[Start]
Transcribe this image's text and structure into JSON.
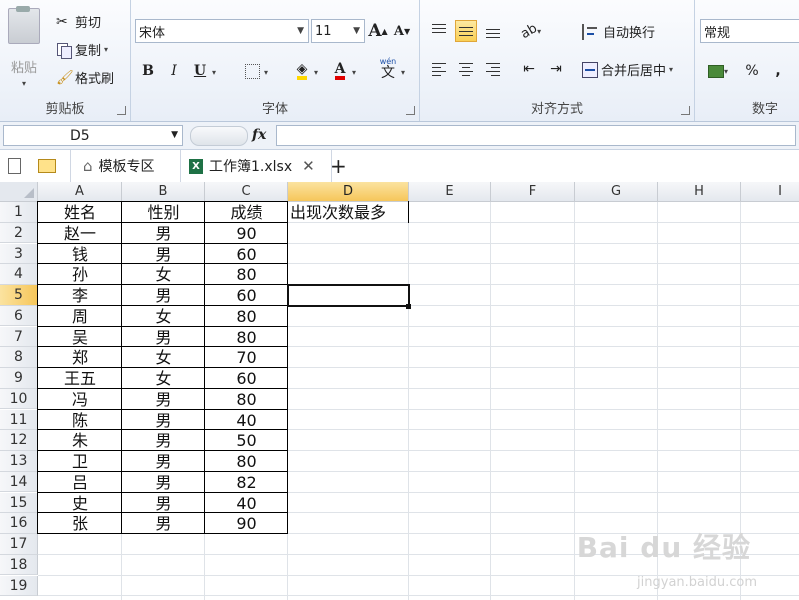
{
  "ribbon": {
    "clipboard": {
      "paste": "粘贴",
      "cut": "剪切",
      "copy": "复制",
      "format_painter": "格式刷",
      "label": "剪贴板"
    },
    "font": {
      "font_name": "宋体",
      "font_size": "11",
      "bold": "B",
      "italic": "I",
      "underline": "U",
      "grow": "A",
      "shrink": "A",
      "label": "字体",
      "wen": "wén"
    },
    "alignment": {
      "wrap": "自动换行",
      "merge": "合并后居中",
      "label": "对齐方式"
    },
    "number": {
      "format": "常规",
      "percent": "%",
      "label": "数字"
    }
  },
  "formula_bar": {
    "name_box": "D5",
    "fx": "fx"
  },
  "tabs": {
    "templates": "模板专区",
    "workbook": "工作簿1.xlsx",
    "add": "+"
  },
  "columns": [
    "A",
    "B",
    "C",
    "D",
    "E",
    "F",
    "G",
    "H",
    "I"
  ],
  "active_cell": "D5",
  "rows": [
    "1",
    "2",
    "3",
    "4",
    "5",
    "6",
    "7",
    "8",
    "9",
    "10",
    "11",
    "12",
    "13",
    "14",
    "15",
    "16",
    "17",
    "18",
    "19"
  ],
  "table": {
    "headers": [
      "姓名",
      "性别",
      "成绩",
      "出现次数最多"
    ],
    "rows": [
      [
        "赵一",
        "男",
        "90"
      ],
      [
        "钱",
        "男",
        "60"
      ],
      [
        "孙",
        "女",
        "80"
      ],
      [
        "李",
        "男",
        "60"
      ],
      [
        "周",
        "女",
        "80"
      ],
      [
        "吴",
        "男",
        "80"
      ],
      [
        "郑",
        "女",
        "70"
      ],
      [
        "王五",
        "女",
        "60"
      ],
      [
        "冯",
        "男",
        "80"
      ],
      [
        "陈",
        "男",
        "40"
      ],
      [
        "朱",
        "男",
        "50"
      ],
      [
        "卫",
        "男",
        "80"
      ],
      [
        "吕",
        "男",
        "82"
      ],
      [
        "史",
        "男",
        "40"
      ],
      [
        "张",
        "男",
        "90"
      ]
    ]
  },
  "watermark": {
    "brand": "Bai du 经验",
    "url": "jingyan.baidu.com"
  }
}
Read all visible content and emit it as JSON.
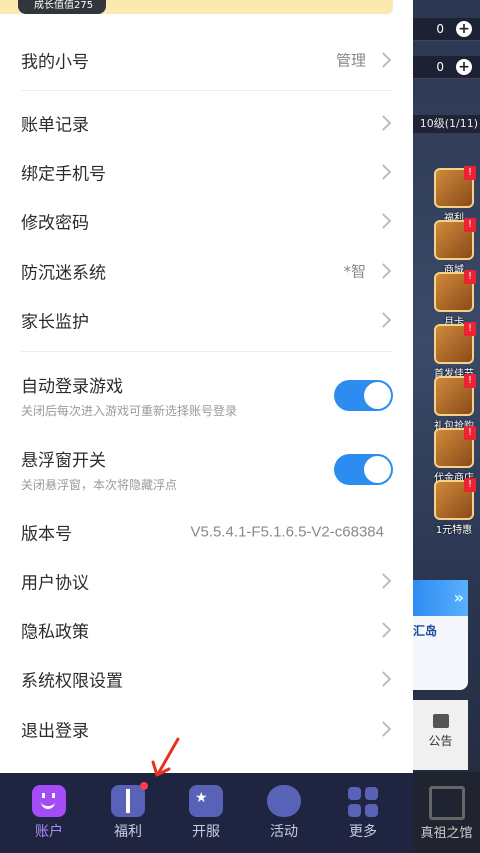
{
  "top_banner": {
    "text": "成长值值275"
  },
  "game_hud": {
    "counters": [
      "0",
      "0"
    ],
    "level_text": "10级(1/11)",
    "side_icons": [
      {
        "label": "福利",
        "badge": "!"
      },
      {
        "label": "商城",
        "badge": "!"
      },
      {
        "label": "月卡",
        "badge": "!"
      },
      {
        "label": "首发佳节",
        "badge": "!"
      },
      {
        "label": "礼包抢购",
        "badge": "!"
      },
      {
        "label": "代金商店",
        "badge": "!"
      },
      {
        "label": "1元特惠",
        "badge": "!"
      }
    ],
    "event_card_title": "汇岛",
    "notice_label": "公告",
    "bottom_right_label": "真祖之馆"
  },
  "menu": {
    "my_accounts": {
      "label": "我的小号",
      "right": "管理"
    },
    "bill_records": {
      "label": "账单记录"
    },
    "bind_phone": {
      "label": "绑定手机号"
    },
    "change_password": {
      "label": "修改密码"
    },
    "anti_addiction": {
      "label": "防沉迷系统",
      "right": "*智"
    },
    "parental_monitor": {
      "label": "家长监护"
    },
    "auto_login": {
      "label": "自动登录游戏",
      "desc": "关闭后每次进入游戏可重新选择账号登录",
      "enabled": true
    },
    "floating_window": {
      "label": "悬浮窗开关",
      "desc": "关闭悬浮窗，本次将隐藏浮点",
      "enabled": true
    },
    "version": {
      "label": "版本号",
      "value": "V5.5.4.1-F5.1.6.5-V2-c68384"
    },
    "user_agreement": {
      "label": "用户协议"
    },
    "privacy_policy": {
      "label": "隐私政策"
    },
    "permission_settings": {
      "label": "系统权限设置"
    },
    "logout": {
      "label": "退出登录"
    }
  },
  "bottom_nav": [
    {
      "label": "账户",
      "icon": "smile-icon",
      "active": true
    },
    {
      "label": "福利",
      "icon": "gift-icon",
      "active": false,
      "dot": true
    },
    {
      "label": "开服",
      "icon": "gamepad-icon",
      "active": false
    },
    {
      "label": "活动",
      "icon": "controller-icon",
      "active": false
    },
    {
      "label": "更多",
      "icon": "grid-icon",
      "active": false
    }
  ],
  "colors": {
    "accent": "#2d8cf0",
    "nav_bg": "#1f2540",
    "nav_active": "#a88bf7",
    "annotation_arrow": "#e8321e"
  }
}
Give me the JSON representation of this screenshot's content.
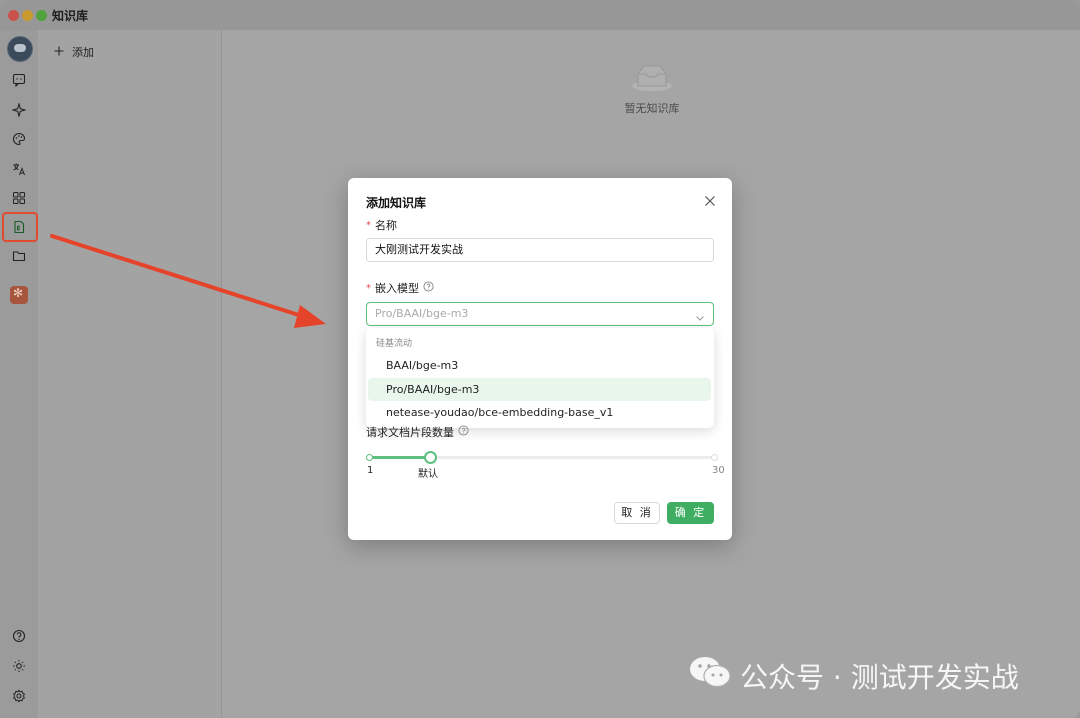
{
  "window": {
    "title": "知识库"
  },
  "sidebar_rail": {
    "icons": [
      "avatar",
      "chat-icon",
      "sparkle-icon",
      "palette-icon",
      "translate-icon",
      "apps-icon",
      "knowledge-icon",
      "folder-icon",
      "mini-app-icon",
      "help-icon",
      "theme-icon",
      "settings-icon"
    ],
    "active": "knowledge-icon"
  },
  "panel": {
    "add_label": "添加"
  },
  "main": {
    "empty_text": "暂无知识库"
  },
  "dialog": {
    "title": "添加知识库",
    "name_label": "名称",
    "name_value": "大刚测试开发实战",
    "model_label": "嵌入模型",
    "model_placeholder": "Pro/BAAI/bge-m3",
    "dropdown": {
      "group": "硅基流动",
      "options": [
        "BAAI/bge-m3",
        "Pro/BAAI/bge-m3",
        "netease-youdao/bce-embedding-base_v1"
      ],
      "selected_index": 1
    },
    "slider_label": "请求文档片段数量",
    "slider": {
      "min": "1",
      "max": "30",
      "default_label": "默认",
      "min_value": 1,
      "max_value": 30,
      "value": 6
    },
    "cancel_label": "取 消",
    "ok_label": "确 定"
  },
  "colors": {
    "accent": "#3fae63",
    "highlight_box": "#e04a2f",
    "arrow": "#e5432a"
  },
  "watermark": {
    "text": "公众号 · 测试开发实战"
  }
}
[End]
■ **What is required**
Emit the lines from the line containing "Give me the" to the final line of the material, inclusive, exactly as written; pictures are excluded.

■ **Solution to the exercise**
Give me the JSON representation of this screenshot's content.
{
  "window": {
    "title": "知识库"
  },
  "sidebar_rail": {
    "icons": [
      "avatar",
      "chat-icon",
      "sparkle-icon",
      "palette-icon",
      "translate-icon",
      "apps-icon",
      "knowledge-icon",
      "folder-icon",
      "mini-app-icon",
      "help-icon",
      "theme-icon",
      "settings-icon"
    ],
    "active": "knowledge-icon"
  },
  "panel": {
    "add_label": "添加"
  },
  "main": {
    "empty_text": "暂无知识库"
  },
  "dialog": {
    "title": "添加知识库",
    "name_label": "名称",
    "name_value": "大刚测试开发实战",
    "model_label": "嵌入模型",
    "model_placeholder": "Pro/BAAI/bge-m3",
    "dropdown": {
      "group": "硅基流动",
      "options": [
        "BAAI/bge-m3",
        "Pro/BAAI/bge-m3",
        "netease-youdao/bce-embedding-base_v1"
      ],
      "selected_index": 1
    },
    "slider_label": "请求文档片段数量",
    "slider": {
      "min": "1",
      "max": "30",
      "default_label": "默认",
      "min_value": 1,
      "max_value": 30,
      "value": 6
    },
    "cancel_label": "取 消",
    "ok_label": "确 定"
  },
  "colors": {
    "accent": "#3fae63",
    "highlight_box": "#e04a2f",
    "arrow": "#e5432a"
  },
  "watermark": {
    "text": "公众号 · 测试开发实战"
  }
}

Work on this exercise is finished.